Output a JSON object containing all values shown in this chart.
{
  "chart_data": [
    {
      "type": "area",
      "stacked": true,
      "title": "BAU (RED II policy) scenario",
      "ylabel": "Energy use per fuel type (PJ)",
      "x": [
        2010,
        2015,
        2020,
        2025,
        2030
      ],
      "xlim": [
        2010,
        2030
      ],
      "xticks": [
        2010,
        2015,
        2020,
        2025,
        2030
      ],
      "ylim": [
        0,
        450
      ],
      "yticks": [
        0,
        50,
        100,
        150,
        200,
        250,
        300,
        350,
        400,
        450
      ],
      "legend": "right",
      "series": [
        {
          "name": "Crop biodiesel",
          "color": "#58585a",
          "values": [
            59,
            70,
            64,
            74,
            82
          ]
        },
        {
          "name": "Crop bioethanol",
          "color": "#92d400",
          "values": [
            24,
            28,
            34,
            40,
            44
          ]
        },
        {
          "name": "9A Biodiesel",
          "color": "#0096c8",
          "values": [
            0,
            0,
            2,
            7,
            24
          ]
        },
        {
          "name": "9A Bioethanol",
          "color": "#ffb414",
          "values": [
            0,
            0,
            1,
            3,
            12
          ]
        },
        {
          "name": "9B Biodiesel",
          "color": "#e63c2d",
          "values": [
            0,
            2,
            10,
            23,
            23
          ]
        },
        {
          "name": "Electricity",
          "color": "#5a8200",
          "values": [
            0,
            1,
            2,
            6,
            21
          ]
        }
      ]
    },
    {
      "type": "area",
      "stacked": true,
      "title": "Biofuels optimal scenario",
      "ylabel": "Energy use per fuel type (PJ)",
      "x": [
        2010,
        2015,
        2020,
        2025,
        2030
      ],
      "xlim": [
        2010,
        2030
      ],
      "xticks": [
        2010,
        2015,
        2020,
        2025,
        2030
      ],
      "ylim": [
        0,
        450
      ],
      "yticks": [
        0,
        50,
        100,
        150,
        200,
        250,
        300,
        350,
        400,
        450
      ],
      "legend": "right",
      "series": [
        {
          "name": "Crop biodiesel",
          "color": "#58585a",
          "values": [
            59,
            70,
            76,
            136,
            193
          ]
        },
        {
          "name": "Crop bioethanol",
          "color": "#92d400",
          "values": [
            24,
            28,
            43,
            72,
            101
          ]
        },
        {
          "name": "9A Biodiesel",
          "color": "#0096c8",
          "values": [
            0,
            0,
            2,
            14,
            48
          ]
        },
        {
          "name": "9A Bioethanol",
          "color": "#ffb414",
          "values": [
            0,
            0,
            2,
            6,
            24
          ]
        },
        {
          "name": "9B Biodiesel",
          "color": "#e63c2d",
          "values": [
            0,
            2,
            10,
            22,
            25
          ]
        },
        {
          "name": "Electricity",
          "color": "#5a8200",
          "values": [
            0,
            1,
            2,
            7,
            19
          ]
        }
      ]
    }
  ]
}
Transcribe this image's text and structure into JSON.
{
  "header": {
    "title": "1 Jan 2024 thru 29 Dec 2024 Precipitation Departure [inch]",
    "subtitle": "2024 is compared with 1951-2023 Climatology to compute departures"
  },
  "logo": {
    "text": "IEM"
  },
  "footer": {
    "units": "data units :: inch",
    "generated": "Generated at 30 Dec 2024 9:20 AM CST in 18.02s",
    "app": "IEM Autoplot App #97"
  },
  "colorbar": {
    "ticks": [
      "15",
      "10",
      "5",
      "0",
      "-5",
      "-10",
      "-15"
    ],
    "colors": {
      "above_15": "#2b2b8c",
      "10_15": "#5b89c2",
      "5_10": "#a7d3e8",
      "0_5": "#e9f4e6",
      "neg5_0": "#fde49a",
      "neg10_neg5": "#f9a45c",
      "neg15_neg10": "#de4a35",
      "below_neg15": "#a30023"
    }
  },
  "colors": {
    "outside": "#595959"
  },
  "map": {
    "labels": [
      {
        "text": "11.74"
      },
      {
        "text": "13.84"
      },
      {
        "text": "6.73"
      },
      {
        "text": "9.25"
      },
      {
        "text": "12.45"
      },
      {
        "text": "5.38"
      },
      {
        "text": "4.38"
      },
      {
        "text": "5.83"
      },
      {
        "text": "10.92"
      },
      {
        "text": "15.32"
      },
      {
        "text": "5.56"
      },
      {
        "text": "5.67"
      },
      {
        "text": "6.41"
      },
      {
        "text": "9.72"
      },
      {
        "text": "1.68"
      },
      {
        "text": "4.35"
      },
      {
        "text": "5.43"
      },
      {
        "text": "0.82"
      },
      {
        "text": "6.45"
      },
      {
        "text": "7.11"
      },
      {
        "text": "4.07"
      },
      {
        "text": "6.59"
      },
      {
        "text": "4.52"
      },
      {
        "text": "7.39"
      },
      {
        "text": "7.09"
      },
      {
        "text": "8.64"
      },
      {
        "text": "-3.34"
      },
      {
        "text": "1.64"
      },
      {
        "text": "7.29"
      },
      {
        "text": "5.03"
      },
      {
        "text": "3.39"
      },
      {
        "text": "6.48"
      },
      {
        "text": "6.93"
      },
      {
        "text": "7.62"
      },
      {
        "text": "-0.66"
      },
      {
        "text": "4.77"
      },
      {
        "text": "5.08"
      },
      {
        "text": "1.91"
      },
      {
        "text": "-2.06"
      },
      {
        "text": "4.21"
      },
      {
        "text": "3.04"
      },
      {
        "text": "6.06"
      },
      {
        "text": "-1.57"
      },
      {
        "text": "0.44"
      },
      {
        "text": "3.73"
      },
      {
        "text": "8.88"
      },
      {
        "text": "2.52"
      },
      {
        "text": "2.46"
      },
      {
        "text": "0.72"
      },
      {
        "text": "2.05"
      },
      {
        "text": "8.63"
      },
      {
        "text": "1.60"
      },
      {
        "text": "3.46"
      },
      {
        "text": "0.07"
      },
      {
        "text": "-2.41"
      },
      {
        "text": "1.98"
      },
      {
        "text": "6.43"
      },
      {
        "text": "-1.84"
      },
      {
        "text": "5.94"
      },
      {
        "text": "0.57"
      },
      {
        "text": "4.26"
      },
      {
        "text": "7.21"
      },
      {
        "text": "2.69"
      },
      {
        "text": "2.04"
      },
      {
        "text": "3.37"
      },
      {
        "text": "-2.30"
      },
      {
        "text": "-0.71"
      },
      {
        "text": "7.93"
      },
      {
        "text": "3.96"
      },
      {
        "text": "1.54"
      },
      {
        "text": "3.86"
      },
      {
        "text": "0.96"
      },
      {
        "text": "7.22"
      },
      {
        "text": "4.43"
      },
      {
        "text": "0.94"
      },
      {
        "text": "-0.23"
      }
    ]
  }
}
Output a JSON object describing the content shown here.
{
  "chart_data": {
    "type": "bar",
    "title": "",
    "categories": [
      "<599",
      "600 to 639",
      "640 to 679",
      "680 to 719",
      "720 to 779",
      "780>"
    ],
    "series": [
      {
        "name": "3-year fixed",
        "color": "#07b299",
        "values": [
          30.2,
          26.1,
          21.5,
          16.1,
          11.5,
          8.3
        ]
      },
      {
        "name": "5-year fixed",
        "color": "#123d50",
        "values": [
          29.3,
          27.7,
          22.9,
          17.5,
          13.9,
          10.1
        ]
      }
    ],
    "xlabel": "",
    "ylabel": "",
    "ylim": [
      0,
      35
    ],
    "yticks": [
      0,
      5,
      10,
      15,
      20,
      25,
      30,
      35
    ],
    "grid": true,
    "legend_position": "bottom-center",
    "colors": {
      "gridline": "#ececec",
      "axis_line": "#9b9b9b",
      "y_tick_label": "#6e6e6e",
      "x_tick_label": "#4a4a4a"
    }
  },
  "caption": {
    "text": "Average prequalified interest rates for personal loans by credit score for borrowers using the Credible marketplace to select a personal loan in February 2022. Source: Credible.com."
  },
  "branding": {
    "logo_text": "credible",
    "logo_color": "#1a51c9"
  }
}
---
Aim: List each line of the entries that holds the string "inch".

Response for this exercise:
    "title": "1 Jan 2024 thru 29 Dec 2024 Precipitation Departure [inch]",
    "units": "data units :: inch",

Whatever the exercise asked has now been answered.